= Supplied data =
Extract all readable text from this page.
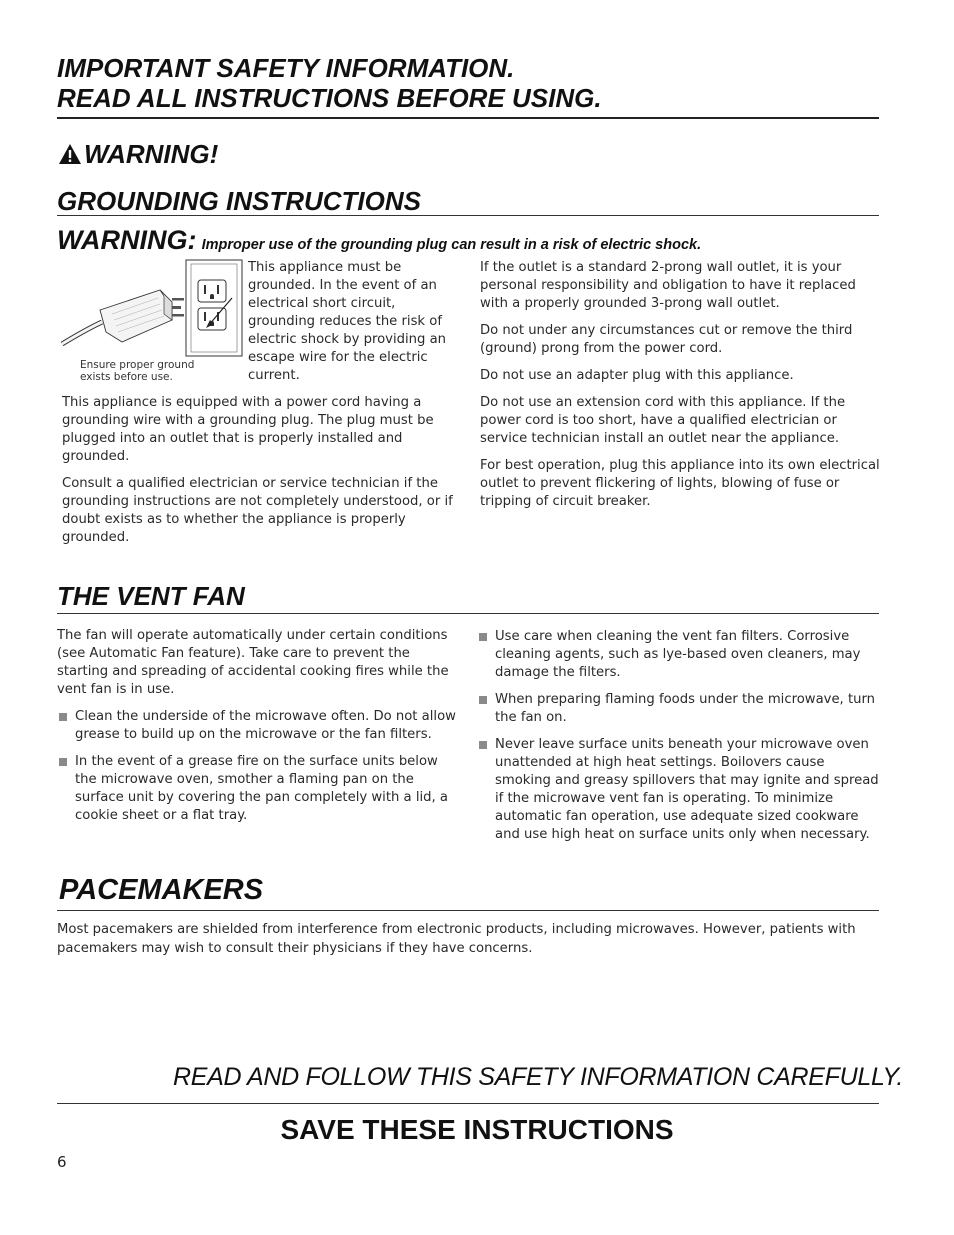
IMPORTANT SAFETY INFORMATION.
READ ALL INSTRUCTIONS BEFORE USING.
WARNING!
GROUNDING INSTRUCTIONS
WARNING: Improper use of the grounding plug can result in a risk of electric shock.
Ensure proper ground exists before use.
This appliance must be grounded. In the event of an electrical short circuit, grounding reduces the risk of electric shock by providing an escape wire for the electric current.

This appliance is equipped with a power cord having a grounding wire with a grounding plug. The plug must be plugged into an outlet that is properly installed and grounded.

Consult a qualified electrician or service technician if the grounding instructions are not completely understood, or if doubt exists as to whether the appliance is properly grounded.

If the outlet is a standard 2-prong wall outlet, it is your personal responsibility and obligation to have it replaced with a properly grounded 3-prong wall outlet.

Do not under any circumstances cut or remove the third (ground) prong from the power cord.

Do not use an adapter plug with this appliance.

Do not use an extension cord with this appliance. If the power cord is too short, have a qualified electrician or service technician install an outlet near the appliance.

For best operation, plug this appliance into its own electrical outlet to prevent flickering of lights, blowing of fuse or tripping of circuit breaker.

THE VENT FAN

The fan will operate automatically under certain conditions (see Automatic Fan feature). Take care to prevent the starting and spreading of accidental cooking fires while the vent fan is in use.

Clean the underside of the microwave often. Do not allow grease to build up on the microwave or the fan filters.
In the event of a grease fire on the surface units below the microwave oven, smother a flaming pan on the surface unit by covering the pan completely with a lid, a cookie sheet or a flat tray.
Use care when cleaning the vent fan filters. Corrosive cleaning agents, such as lye-based oven cleaners, may damage the filters.
When preparing flaming foods under the microwave, turn the fan on.
Never leave surface units beneath your microwave oven unattended at high heat settings. Boilovers cause smoking and greasy spillovers that may ignite and spread if the microwave vent fan is operating. To minimize automatic fan operation, use adequate sized cookware and use high heat on surface units only when necessary.
PACEMAKERS
Most pacemakers are shielded from interference from electronic products, including microwaves. However, patients with pacemakers may wish to consult their physicians if they have concerns.
READ AND FOLLOW THIS SAFETY INFORMATION CAREFULLY.
SAVE THESE INSTRUCTIONS
6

= What you will do =
Output the entries verbatim but drop the images.

= Result of this task =
Extract all readable text from this page.
IMPORTANT SAFETY INFORMATION.
READ ALL INSTRUCTIONS BEFORE USING.
WARNING!
GROUNDING INSTRUCTIONS
WARNING: Improper use of the grounding plug can result in a risk of electric shock.
Ensure proper ground exists before use.
This appliance must be grounded. In the event of an electrical short circuit, grounding reduces the risk of electric shock by providing an escape wire for the electric current.

This appliance is equipped with a power cord having a grounding wire with a grounding plug. The plug must be plugged into an outlet that is properly installed and grounded.

Consult a qualified electrician or service technician if the grounding instructions are not completely understood, or if doubt exists as to whether the appliance is properly grounded.

If the outlet is a standard 2-prong wall outlet, it is your personal responsibility and obligation to have it replaced with a properly grounded 3-prong wall outlet.

Do not under any circumstances cut or remove the third (ground) prong from the power cord.

Do not use an adapter plug with this appliance.

Do not use an extension cord with this appliance. If the power cord is too short, have a qualified electrician or service technician install an outlet near the appliance.

For best operation, plug this appliance into its own electrical outlet to prevent flickering of lights, blowing of fuse or tripping of circuit breaker.

THE VENT FAN

The fan will operate automatically under certain conditions (see Automatic Fan feature). Take care to prevent the starting and spreading of accidental cooking fires while the vent fan is in use.

Clean the underside of the microwave often. Do not allow grease to build up on the microwave or the fan filters.
In the event of a grease fire on the surface units below the microwave oven, smother a flaming pan on the surface unit by covering the pan completely with a lid, a cookie sheet or a flat tray.
Use care when cleaning the vent fan filters. Corrosive cleaning agents, such as lye-based oven cleaners, may damage the filters.
When preparing flaming foods under the microwave, turn the fan on.
Never leave surface units beneath your microwave oven unattended at high heat settings. Boilovers cause smoking and greasy spillovers that may ignite and spread if the microwave vent fan is operating. To minimize automatic fan operation, use adequate sized cookware and use high heat on surface units only when necessary.
PACEMAKERS
Most pacemakers are shielded from interference from electronic products, including microwaves. However, patients with pacemakers may wish to consult their physicians if they have concerns.
READ AND FOLLOW THIS SAFETY INFORMATION CAREFULLY.
SAVE THESE INSTRUCTIONS
6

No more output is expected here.